### Source passage
Ko Lyn, who is a philosophy major, says she sees college not as a preprofessional training ground but as a place where she can ask bigger questions about humanity. Her interest in philosophy truly bloomed only after she arrived at Yale, and Ko Lyn hasn’t looked back since, having already declared her major as a rising sophomore.
On weekends, Ko Lyn sometimes travels to other states for debate tournaments with her fellow Yale Debate Association members. During the week, however, she is content to curl up in the library with her readings. Indeed, she wholeheartedly admits that many of her favorite spots on campus are in libraries; she rhapsodizes about the Slavic Reading Room and the circulation-desk hold shelves in Sterling Memorial Library.
“The moment you enter Sterling, the light comes washing down on you through the mosaic, almost like an intimate, spiritual experience,” Ko Lyn says. “It makes you think that the essays you write here are part of a greater project in the pursuit of knowledge.”
Ko Lyn also writes for the Yale Daily News, an experience that allows her to venture outside the restraints of typical student life. She describes journalism as providing her with a window into others’ lives; for instance, one of Ko Lyn’s favorite stories allowed her to interview a former Japanese geisha who is now a language instructor at Yale.
Indeed, since she arrived at Yale, Ko Lyn has been especially impressed and surprised by the general campus attitude toward sharing stories—both people’s receptiveness to others’ stories and their willingness to share their own. She has found her peers at Yale to be curious and open-minded listeners, quick to appreciate the many facets that comprise a person’s life.
Ko Lyn says this tendency toward empathy stands in stark contrast to her experience in Singapore, where, she reflects, people are understood less by the experiences that have shaped them than by their social status or economic power. She believes that cursory, one-dimensional measures like these are appealing because they are simple—but they are also less revealing.
Ko Lyn sees how this disparity comes to bear on the college process, too. She wishes that she could tell her high school self to focus on the storytelling aspect of the college application, especially where the essay is concerned. She urges students to use this space as an opportunity for some “deep soul-searching” and real self-reflection. “You have to distill yourself into a 500-word piece that captures the essence of who you are,” she says. “It’s daunting but rewarding in the end.”
######
* Set exercise 1: List every passage in the profile of Ko Lyn that appears inside quotation marks.
### Provided data
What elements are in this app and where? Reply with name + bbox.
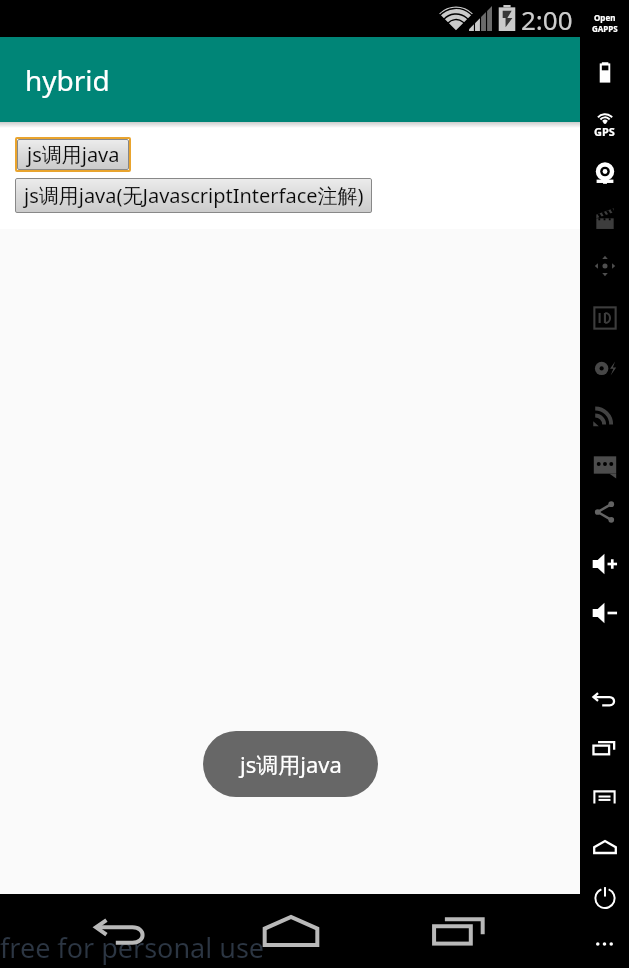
- staticText: js调用java: [240, 749, 342, 779]
- button[interactable]: Device: [593, 61, 617, 85]
- staticText: js调用java(无JavascriptInterface注解): [24, 182, 364, 209]
- button[interactable]: Back: [78, 908, 164, 954]
- staticText: hybrid: [25, 61, 110, 99]
- button[interactable]: js调用java: [203, 731, 378, 797]
- button[interactable]: js调用java(无JavascriptInterface注解): [15, 178, 372, 213]
- button[interactable]: Share: [592, 499, 618, 525]
- button[interactable]: js调用java: [17, 139, 129, 170]
- button[interactable]: Power: [594, 886, 616, 908]
- button[interactable]: More: [594, 941, 615, 947]
- button[interactable]: Record: [591, 206, 619, 234]
- staticText: GPS: [594, 124, 615, 139]
- button[interactable]: ID: [591, 304, 619, 332]
- button[interactable]: Move: [591, 252, 619, 280]
- button[interactable]: Open GAPPS: [592, 12, 618, 34]
- button[interactable]: Recents: [593, 741, 616, 755]
- button[interactable]: GPS: [594, 111, 615, 139]
- staticText: js调用java: [27, 141, 120, 168]
- button[interactable]: Disc: [591, 353, 619, 381]
- button[interactable]: Volume up: [591, 550, 619, 578]
- button[interactable]: Back: [593, 692, 616, 706]
- button[interactable]: Home: [248, 906, 334, 956]
- staticText: GAPPS: [592, 23, 618, 34]
- button[interactable]: Recents: [417, 907, 503, 955]
- staticText: Open: [594, 12, 616, 23]
- button[interactable]: Menu: [593, 790, 616, 804]
- button[interactable]: Network: [591, 402, 619, 430]
- button[interactable]: Messages: [591, 451, 619, 479]
- staticText: 2:00: [521, 2, 573, 37]
- button[interactable]: Home: [593, 840, 617, 854]
- button[interactable]: Camera: [591, 160, 619, 188]
- button[interactable]: Volume down: [591, 599, 619, 627]
- staticText: free for personal use: [0, 929, 265, 966]
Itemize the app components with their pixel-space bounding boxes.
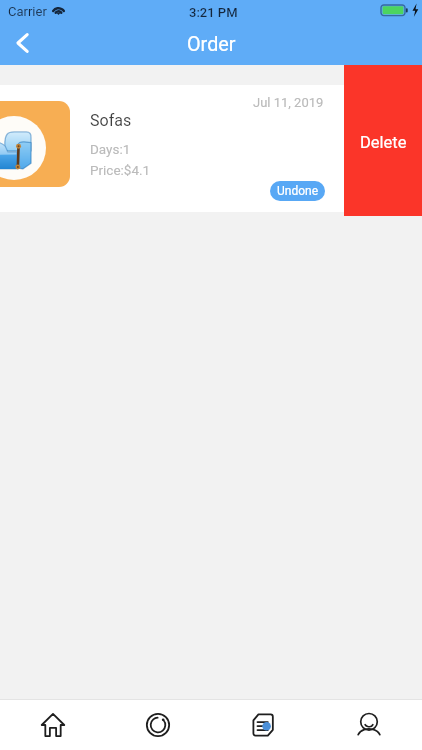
- button[interactable]: Undone: [270, 181, 325, 201]
- button[interactable]: Home: [0, 700, 105, 750]
- button[interactable]: Sofas: [0, 85, 344, 212]
- staticText: 3:21 PM: [189, 5, 238, 20]
- staticText: Delete: [360, 133, 407, 152]
- staticText: Price:$4.1: [90, 162, 151, 178]
- staticText: Undone: [277, 184, 319, 198]
- button[interactable]: Profile: [316, 700, 422, 750]
- staticText: Carrier: [8, 4, 47, 19]
- button[interactable]: Discover: [105, 700, 210, 750]
- button[interactable]: Delete: [344, 65, 422, 216]
- button[interactable]: Orders: [210, 700, 316, 750]
- button[interactable]: Back: [0, 24, 46, 65]
- staticText: Sofas: [90, 111, 132, 130]
- staticText: Order: [187, 33, 236, 56]
- staticText: Days:1: [90, 141, 131, 157]
- staticText: Jul 11, 2019: [253, 95, 324, 110]
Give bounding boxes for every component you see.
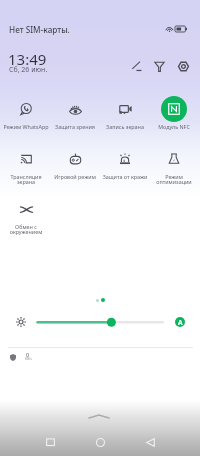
staticText: Режим WhatsApp bbox=[1, 123, 51, 130]
button[interactable]: Filter bbox=[152, 59, 166, 73]
staticText: Защита от кражи bbox=[100, 173, 150, 180]
staticText: Игровой режим bbox=[50, 173, 100, 180]
button[interactable]: Режим WhatsApp bbox=[1, 95, 51, 135]
button[interactable]: Игровой режим bbox=[50, 145, 100, 185]
button[interactable]: Back bbox=[140, 432, 160, 452]
staticText: Режим оптимизации bbox=[149, 173, 199, 186]
button[interactable]: Защита зрения bbox=[50, 95, 100, 135]
button[interactable]: Обмен с окружением bbox=[1, 195, 51, 235]
staticText: A bbox=[178, 318, 183, 327]
button[interactable]: Модуль NFC bbox=[149, 95, 199, 135]
button[interactable]: Auto brightness bbox=[175, 317, 185, 327]
staticText: Модуль NFC bbox=[149, 123, 199, 130]
button[interactable]: Режим оптимизации bbox=[149, 145, 199, 185]
staticText: Запись экрана bbox=[100, 123, 150, 130]
button[interactable]: Запись экрана bbox=[100, 95, 150, 135]
button[interactable]: Защита от кражи bbox=[100, 145, 150, 185]
button[interactable]: Security scan bbox=[9, 352, 18, 362]
button[interactable]: Edit bbox=[129, 59, 143, 73]
staticText: Обмен с окружением bbox=[1, 223, 51, 236]
staticText: 0 bbox=[26, 351, 30, 358]
button[interactable]: Brightness bbox=[34, 314, 166, 330]
button[interactable]: Recents bbox=[40, 432, 60, 452]
button[interactable]: Трансляция экрана bbox=[1, 145, 51, 185]
staticText: KB/s bbox=[25, 357, 32, 361]
staticText: 13:49 bbox=[8, 49, 47, 69]
staticText: Сб, 26 июн. bbox=[9, 65, 48, 75]
staticText: Нет SIM-карты. bbox=[9, 24, 70, 35]
staticText: Защита зрения bbox=[50, 123, 100, 130]
button[interactable]: Settings bbox=[176, 59, 190, 73]
staticText: Трансляция экрана bbox=[1, 173, 51, 186]
button[interactable]: Home bbox=[90, 432, 110, 452]
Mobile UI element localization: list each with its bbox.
######
* Set exercise 2: In the entries, print the lines beginning with the one that contains "- staticText: js调用java: [240, 749, 342, 779]" and continuing through the one that contains "- button[interactable]: js调用java: [203, 731, 378, 797]".

* Answer 1:
1. The moment you enter Sterling, the light comes washing down on you through the mosaic, almost like an intimate, spiritual experience
2. It makes you think that the essays you write here are part of a greater project in the pursuit of knowledge.
3. deep soul-searching
4. You have to distill yourself into a 500-word piece that captures the essence of who you are
5. It’s daunting but rewarding in the end.

* Answer 2:
- staticText: js调用java: [240, 749, 342, 779]
- button[interactable]: Device: [593, 61, 617, 85]
- staticText: js调用java(无JavascriptInterface注解): [24, 182, 364, 209]
- button[interactable]: Back: [78, 908, 164, 954]
- staticText: hybrid: [25, 61, 110, 99]
- button[interactable]: js调用java: [203, 731, 378, 797]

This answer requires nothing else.